> [WRITTEN TASK] Take the line that contains "Decode this image" and every line after it in the material below, and quote them exactly.

> [INPUT FOR THIS TASK]
▶
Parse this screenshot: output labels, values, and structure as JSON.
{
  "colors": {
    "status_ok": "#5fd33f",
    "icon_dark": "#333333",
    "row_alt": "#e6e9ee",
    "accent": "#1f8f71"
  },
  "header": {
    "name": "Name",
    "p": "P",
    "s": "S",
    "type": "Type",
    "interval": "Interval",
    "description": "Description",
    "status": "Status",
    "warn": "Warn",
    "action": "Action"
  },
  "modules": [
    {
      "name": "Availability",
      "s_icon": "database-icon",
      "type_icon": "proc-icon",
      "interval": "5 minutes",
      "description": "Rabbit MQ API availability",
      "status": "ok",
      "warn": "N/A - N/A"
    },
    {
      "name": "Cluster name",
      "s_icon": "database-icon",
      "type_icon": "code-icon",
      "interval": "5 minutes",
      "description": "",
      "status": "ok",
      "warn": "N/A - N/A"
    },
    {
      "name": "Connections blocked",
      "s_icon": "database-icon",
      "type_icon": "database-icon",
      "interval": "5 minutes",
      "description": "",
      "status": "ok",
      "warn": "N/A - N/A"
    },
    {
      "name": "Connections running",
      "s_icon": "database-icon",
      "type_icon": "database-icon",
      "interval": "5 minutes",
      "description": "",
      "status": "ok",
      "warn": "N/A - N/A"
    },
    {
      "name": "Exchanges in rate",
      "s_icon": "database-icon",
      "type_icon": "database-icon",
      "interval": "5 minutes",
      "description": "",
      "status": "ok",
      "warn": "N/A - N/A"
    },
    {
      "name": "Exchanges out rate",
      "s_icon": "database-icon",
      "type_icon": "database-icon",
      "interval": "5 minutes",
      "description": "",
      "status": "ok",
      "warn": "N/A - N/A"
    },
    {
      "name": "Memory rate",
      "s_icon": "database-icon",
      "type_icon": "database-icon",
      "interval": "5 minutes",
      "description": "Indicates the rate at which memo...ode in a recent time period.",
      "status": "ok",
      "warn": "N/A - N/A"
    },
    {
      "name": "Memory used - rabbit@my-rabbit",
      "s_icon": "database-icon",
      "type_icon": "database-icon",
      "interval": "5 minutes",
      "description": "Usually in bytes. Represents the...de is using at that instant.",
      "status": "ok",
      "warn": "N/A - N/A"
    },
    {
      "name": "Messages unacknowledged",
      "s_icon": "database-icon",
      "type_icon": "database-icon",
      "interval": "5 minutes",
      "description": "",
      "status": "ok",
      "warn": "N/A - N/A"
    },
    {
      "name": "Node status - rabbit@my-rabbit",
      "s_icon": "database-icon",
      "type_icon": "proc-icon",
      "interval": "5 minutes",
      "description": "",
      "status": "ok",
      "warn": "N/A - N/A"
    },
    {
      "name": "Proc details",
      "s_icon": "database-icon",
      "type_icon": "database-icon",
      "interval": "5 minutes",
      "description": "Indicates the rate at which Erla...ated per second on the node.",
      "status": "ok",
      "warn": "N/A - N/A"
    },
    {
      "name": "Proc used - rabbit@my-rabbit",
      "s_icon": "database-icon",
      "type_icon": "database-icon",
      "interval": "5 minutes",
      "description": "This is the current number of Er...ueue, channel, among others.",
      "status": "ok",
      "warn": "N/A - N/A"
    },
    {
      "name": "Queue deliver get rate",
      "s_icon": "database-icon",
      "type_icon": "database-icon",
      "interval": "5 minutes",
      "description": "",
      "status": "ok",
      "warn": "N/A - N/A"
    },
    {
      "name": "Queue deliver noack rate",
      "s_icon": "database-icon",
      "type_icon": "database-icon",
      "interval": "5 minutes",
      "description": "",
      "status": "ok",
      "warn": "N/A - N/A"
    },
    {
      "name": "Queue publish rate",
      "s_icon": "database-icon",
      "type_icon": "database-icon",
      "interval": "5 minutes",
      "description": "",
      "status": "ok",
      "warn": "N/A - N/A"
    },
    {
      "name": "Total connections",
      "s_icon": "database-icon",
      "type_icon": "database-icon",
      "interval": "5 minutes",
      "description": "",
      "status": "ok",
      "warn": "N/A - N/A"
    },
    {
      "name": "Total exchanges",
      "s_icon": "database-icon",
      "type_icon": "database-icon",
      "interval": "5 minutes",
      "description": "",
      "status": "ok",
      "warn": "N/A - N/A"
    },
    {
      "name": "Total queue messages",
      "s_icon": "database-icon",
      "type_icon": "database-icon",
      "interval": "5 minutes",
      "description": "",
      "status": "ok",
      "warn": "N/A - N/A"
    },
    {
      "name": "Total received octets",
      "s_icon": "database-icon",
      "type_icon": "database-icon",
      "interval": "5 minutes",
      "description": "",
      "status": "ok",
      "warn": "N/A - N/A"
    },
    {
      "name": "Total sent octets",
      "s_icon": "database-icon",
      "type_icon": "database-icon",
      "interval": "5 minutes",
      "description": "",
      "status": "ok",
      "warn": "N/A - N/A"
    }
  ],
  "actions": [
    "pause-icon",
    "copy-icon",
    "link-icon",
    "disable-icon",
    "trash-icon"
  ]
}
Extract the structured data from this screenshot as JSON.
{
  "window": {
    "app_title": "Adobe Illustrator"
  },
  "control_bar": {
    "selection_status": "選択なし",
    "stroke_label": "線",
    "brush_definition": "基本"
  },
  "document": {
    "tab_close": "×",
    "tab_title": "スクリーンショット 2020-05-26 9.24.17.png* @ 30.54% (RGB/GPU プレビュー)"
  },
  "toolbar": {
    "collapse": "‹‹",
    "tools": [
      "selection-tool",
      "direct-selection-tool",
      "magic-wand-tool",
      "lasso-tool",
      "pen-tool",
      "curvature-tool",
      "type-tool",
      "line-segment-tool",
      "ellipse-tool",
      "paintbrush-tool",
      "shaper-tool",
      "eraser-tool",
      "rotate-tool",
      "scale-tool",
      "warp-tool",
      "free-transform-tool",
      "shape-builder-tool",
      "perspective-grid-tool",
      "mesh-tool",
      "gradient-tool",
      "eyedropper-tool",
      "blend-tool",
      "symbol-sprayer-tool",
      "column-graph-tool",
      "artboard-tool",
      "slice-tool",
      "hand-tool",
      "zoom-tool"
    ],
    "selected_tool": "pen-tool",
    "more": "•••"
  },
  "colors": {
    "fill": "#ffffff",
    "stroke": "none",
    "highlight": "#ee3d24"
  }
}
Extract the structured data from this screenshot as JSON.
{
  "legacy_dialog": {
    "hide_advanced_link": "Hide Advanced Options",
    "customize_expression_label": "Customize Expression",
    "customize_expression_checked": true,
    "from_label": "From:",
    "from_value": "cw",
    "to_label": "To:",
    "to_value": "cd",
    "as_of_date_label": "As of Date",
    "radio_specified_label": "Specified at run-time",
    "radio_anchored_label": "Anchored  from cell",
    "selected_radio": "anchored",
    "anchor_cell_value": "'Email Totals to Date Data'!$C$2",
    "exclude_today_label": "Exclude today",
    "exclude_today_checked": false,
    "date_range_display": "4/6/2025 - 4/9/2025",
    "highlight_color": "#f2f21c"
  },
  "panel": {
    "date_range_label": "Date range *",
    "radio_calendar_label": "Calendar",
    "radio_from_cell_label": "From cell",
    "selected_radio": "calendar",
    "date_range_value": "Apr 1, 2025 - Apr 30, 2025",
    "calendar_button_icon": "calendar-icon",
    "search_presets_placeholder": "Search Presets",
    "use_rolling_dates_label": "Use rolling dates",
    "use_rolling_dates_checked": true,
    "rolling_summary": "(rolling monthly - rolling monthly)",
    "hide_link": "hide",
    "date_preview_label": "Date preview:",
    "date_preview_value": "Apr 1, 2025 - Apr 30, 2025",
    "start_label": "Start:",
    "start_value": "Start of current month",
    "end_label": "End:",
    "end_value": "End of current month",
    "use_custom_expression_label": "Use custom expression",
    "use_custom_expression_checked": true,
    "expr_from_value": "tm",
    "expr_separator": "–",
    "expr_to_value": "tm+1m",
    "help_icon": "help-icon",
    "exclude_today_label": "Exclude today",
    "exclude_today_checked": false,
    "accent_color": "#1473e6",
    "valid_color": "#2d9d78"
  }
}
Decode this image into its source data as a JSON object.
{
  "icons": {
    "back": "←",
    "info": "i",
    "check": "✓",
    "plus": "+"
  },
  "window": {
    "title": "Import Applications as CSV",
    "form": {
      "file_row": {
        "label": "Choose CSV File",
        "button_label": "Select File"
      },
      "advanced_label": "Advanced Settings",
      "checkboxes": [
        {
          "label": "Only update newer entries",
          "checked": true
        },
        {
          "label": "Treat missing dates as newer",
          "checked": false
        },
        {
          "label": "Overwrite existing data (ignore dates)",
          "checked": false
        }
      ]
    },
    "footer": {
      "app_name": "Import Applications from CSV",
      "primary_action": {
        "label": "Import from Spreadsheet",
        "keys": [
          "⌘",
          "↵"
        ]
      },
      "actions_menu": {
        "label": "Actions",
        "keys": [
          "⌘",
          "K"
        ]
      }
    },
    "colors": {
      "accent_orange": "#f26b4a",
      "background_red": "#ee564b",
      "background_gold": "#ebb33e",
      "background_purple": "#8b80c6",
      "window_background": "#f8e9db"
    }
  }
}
◀
> [OUTPUT FOR THIS TASK]
Decode this image into its source data as a JSON object.
{
  "icons": {
    "back": "←",
    "info": "i",
    "check": "✓",
    "plus": "+"
  },
  "window": {
    "title": "Import Applications as CSV",
    "form": {
      "file_row": {
        "label": "Choose CSV File",
        "button_label": "Select File"
      },
      "advanced_label": "Advanced Settings",
      "checkboxes": [
        {
          "label": "Only update newer entries",
          "checked": true
        },
        {
          "label": "Treat missing dates as newer",
          "checked": false
        },
        {
          "label": "Overwrite existing data (ignore dates)",
          "checked": false
        }
      ]
    },
    "footer": {
      "app_name": "Import Applications from CSV",
      "primary_action": {
        "label": "Import from Spreadsheet",
        "keys": [
          "⌘",
          "↵"
        ]
      },
      "actions_menu": {
        "label": "Actions",
        "keys": [
          "⌘",
          "K"
        ]
      }
    },
    "colors": {
      "accent_orange": "#f26b4a",
      "background_red": "#ee564b",
      "background_gold": "#ebb33e",
      "background_purple": "#8b80c6",
      "window_background": "#f8e9db"
    }
  }
}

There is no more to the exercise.